→ **Job**:
Find each line with the word "images" and copy it.

Items from a data source:
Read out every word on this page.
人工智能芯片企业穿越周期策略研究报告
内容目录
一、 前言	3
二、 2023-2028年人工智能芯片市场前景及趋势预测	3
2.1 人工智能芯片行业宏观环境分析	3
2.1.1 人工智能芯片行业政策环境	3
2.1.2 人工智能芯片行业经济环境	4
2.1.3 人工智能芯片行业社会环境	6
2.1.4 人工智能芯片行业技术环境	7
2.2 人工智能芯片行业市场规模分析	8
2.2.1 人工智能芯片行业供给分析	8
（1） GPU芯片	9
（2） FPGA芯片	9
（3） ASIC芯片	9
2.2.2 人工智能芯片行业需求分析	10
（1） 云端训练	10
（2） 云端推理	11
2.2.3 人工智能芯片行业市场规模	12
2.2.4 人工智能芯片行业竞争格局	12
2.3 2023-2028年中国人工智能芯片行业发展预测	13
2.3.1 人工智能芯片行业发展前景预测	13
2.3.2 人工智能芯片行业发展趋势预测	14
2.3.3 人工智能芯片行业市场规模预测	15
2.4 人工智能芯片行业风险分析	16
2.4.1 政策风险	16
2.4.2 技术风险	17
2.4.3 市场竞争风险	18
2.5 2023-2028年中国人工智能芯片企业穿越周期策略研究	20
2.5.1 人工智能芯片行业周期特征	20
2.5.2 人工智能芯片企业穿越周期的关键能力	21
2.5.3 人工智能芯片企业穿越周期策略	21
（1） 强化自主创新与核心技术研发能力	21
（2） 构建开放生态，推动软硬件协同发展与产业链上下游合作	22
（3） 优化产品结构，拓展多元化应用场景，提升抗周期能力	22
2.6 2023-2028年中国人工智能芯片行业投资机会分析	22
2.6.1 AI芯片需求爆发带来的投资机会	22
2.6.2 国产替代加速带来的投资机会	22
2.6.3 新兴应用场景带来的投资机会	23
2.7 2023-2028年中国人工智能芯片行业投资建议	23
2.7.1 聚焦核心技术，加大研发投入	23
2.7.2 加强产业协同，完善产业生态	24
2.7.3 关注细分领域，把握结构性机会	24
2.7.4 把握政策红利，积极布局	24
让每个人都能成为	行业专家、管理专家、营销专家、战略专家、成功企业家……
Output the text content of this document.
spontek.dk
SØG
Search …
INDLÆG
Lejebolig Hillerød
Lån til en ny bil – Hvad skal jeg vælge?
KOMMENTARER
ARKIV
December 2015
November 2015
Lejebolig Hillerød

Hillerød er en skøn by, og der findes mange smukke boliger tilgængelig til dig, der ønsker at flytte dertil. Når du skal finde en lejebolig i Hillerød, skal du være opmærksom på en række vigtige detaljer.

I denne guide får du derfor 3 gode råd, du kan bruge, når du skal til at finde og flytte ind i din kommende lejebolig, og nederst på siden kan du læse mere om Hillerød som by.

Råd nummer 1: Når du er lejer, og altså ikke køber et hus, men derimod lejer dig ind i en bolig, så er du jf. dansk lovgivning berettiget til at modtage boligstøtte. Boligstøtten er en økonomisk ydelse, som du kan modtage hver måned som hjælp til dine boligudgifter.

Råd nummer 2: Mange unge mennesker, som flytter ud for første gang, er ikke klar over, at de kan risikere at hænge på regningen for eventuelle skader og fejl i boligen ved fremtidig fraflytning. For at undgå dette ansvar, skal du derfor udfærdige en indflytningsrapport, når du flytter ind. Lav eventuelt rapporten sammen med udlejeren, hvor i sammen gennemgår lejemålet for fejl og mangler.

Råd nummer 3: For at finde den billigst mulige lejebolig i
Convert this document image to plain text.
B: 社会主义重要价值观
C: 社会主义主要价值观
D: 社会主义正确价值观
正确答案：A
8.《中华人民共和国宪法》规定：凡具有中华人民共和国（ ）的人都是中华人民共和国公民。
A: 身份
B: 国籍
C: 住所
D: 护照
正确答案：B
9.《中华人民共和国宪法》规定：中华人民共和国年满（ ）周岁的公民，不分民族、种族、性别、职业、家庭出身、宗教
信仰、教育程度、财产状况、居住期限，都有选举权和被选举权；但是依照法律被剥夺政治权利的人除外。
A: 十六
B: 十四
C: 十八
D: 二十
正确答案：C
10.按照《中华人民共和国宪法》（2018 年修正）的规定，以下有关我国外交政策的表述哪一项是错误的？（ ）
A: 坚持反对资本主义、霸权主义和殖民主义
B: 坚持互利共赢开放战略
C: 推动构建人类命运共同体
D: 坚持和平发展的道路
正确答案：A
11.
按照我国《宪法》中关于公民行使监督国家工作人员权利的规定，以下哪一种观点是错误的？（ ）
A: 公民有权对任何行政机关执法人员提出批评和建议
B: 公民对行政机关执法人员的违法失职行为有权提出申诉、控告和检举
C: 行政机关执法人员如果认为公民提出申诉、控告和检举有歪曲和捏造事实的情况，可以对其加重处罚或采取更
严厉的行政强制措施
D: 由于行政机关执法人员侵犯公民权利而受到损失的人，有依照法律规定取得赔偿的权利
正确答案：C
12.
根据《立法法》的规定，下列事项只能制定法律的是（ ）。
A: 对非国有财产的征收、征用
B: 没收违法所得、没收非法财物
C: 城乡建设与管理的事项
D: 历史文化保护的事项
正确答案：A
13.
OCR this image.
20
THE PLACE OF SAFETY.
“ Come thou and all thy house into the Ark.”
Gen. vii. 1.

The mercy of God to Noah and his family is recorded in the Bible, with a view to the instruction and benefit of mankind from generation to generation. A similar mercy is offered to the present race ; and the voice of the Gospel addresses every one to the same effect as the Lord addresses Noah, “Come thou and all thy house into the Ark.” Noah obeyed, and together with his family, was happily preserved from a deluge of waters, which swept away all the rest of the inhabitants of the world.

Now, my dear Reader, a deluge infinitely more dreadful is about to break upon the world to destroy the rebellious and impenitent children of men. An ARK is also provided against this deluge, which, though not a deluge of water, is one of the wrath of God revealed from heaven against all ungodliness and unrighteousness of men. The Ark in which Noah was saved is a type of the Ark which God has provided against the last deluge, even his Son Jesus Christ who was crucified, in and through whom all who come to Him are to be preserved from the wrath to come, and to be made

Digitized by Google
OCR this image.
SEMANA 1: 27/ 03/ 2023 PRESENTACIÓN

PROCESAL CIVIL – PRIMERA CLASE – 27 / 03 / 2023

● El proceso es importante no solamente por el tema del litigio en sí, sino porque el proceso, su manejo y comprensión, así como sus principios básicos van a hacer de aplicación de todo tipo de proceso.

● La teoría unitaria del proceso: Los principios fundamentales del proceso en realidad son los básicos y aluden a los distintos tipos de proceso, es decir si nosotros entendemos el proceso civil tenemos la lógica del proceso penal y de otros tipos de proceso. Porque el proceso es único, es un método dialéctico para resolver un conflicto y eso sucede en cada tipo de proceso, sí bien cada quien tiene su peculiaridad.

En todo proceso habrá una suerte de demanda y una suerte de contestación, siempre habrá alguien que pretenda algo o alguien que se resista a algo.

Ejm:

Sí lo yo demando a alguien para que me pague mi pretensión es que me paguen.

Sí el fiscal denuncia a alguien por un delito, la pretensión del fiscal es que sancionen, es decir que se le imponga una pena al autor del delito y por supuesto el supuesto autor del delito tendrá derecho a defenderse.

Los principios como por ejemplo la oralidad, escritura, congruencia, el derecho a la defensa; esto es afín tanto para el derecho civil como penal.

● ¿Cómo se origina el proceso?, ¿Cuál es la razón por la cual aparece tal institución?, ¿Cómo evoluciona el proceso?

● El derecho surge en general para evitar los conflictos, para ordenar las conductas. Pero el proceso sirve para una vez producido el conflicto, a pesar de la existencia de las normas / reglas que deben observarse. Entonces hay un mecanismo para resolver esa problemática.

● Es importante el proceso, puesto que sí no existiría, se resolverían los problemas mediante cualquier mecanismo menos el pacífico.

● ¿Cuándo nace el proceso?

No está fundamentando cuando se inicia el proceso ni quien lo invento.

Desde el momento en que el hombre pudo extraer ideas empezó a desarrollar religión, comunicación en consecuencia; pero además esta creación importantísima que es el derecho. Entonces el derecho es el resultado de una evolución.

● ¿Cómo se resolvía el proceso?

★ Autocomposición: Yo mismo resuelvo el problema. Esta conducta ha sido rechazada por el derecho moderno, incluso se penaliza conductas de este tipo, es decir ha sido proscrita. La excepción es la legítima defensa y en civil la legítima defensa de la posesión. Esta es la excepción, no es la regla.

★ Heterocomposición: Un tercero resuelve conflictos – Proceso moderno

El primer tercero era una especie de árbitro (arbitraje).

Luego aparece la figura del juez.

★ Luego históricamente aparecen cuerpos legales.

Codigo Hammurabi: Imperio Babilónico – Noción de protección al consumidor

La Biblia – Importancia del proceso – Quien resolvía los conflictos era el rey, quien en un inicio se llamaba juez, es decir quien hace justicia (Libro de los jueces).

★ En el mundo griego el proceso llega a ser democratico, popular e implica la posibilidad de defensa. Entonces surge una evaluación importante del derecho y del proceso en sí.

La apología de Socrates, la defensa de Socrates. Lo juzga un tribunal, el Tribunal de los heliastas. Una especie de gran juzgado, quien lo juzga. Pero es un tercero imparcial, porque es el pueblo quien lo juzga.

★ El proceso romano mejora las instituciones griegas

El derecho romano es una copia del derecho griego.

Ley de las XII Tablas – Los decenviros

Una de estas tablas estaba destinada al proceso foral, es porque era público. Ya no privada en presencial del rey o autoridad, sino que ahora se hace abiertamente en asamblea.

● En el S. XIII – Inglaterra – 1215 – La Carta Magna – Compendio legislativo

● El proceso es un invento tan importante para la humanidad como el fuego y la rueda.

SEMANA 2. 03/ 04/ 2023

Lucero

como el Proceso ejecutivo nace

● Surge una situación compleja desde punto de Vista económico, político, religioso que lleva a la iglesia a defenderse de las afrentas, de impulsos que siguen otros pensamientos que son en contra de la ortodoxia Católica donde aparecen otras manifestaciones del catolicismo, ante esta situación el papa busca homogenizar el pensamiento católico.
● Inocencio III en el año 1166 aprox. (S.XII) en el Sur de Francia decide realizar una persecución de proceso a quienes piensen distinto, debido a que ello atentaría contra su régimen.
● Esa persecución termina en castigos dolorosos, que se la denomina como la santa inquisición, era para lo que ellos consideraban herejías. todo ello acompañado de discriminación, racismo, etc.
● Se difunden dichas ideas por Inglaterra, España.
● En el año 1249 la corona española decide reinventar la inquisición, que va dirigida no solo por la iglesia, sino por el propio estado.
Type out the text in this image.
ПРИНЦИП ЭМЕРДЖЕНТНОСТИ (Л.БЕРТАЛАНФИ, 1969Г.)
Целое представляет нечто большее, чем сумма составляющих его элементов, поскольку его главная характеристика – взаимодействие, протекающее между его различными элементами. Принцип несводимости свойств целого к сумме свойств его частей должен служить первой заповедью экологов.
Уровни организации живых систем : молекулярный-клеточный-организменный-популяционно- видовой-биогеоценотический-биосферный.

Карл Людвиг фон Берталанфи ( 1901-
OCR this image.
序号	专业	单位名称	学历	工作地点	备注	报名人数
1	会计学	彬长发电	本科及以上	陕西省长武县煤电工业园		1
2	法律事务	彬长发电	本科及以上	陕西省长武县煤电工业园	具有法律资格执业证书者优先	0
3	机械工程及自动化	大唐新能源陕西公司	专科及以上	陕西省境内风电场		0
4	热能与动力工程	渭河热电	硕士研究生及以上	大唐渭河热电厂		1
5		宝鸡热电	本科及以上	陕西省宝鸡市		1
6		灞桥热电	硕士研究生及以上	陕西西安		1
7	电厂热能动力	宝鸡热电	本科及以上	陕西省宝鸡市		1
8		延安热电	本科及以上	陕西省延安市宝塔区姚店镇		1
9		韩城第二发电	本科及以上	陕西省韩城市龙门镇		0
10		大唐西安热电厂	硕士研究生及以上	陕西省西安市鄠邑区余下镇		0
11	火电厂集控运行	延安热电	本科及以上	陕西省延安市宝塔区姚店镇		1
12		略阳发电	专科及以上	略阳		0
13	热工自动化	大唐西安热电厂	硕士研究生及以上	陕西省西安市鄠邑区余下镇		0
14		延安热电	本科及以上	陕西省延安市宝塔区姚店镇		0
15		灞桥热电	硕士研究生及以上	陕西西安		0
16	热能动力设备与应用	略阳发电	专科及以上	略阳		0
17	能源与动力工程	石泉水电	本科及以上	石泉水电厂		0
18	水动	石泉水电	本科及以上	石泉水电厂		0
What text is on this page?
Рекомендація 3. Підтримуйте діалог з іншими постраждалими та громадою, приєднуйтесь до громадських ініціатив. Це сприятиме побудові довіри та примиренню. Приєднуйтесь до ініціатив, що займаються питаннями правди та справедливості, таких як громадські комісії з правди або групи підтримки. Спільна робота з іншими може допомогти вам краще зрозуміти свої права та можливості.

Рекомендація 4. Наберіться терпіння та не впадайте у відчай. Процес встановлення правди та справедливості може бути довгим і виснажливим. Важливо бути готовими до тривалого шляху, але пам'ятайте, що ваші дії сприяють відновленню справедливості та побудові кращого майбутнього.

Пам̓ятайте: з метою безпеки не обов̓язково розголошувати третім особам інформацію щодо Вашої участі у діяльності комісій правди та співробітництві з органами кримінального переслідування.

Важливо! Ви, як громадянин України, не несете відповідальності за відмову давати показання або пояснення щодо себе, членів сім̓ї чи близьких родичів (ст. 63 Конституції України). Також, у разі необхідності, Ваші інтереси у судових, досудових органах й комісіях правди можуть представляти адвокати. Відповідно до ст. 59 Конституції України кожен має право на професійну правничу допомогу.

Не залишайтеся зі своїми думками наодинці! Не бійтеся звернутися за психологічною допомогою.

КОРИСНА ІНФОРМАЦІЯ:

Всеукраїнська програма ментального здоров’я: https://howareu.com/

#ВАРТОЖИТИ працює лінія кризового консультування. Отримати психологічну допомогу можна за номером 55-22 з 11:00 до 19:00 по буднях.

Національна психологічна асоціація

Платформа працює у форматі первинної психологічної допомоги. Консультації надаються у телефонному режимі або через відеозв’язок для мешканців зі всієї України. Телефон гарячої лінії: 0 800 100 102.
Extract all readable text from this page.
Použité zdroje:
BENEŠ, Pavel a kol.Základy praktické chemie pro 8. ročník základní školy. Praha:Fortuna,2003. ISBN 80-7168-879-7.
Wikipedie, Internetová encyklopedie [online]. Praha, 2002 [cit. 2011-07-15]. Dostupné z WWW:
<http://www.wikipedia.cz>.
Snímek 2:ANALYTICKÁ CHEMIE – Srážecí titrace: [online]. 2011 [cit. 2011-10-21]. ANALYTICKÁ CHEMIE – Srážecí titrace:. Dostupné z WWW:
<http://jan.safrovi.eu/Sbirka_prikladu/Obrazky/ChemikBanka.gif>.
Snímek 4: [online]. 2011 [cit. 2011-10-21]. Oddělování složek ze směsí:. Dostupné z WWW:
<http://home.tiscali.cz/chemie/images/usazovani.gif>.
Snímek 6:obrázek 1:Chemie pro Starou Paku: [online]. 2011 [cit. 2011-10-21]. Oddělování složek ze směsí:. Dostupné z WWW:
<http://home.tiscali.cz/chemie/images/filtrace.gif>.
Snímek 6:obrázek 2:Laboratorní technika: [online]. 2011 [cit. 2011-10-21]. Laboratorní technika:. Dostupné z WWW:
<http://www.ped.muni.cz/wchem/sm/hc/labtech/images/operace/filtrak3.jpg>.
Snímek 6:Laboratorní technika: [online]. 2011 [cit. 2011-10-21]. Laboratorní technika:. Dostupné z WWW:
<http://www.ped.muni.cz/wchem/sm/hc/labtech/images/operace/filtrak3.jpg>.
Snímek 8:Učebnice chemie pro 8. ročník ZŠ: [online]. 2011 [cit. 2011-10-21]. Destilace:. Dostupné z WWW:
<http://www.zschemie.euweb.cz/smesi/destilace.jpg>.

→ **Written response**:
<http://home.tiscali.cz/chemie/images/usazovani.gif>.
<http://home.tiscali.cz/chemie/images/filtrace.gif>.
<http://www.ped.muni.cz/wchem/sm/hc/labtech/images/operace/filtrak3.jpg>.
<http://www.ped.muni.cz/wchem/sm/hc/labtech/images/operace/filtrak3.jpg>.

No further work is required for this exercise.